[Goal]
Write out every record in full, exactly as written, please.

[Record set]
....................
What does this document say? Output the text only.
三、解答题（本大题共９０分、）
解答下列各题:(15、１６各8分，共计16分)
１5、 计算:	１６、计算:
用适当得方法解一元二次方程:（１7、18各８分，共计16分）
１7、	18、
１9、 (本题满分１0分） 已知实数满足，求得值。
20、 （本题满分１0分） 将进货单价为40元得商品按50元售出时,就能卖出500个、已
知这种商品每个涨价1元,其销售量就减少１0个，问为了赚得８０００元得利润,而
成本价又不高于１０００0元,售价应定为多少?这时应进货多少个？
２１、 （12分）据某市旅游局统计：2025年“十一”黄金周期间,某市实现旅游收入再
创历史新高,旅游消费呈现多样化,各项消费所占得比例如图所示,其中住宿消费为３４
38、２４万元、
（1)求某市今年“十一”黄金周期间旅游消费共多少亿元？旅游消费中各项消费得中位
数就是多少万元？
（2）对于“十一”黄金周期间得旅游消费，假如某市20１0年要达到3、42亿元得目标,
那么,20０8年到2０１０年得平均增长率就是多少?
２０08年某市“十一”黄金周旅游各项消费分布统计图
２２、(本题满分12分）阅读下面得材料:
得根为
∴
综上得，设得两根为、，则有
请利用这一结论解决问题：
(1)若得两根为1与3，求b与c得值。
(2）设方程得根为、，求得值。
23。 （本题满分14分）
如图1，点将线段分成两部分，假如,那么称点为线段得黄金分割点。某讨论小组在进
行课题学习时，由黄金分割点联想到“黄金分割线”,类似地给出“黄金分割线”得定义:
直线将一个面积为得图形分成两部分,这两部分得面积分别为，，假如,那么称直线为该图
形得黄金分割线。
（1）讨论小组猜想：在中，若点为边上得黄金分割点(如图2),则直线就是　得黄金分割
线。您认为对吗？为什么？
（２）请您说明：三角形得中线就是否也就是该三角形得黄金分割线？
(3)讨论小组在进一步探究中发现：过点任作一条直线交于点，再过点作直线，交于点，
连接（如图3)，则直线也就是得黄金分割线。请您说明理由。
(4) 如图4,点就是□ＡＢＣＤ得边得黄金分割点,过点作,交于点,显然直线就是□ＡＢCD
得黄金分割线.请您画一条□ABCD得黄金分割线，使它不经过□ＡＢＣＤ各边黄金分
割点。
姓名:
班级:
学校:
....................
[Correct result]
What does this document say? Output the text only.
三、解答题（本大题共９０分、）
解答下列各题:(15、１６各8分，共计16分)
１5、 计算:	１６、计算:
用适当得方法解一元二次方程:（１7、18各８分，共计16分）
１7、	18、
１9、 (本题满分１0分） 已知实数满足，求得值。
20、 （本题满分１0分） 将进货单价为40元得商品按50元售出时,就能卖出500个、已
知这种商品每个涨价1元,其销售量就减少１0个，问为了赚得８０００元得利润,而
成本价又不高于１０００0元,售价应定为多少?这时应进货多少个？
２１、 （12分）据某市旅游局统计：2025年“十一”黄金周期间,某市实现旅游收入再
创历史新高,旅游消费呈现多样化,各项消费所占得比例如图所示,其中住宿消费为３４
38、２４万元、
（1)求某市今年“十一”黄金周期间旅游消费共多少亿元？旅游消费中各项消费得中位
数就是多少万元？
（2）对于“十一”黄金周期间得旅游消费，假如某市20１0年要达到3、42亿元得目标,
那么,20０8年到2０１０年得平均增长率就是多少?
２０08年某市“十一”黄金周旅游各项消费分布统计图
２２、(本题满分12分）阅读下面得材料:
得根为
∴
综上得，设得两根为、，则有
请利用这一结论解决问题：
(1)若得两根为1与3，求b与c得值。
(2）设方程得根为、，求得值。
23。 （本题满分14分）
如图1，点将线段分成两部分，假如,那么称点为线段得黄金分割点。某讨论小组在进
行课题学习时，由黄金分割点联想到“黄金分割线”,类似地给出“黄金分割线”得定义:
直线将一个面积为得图形分成两部分,这两部分得面积分别为，，假如,那么称直线为该图
形得黄金分割线。
（1）讨论小组猜想：在中，若点为边上得黄金分割点(如图2),则直线就是　得黄金分割
线。您认为对吗？为什么？
（２）请您说明：三角形得中线就是否也就是该三角形得黄金分割线？
(3)讨论小组在进一步探究中发现：过点任作一条直线交于点，再过点作直线，交于点，
连接（如图3)，则直线也就是得黄金分割线。请您说明理由。
(4) 如图4,点就是□ＡＢＣＤ得边得黄金分割点,过点作,交于点,显然直线就是□ＡＢCD
得黄金分割线.请您画一条□ABCD得黄金分割线，使它不经过□ＡＢＣＤ各边黄金分
割点。
姓名:
班级:
学校:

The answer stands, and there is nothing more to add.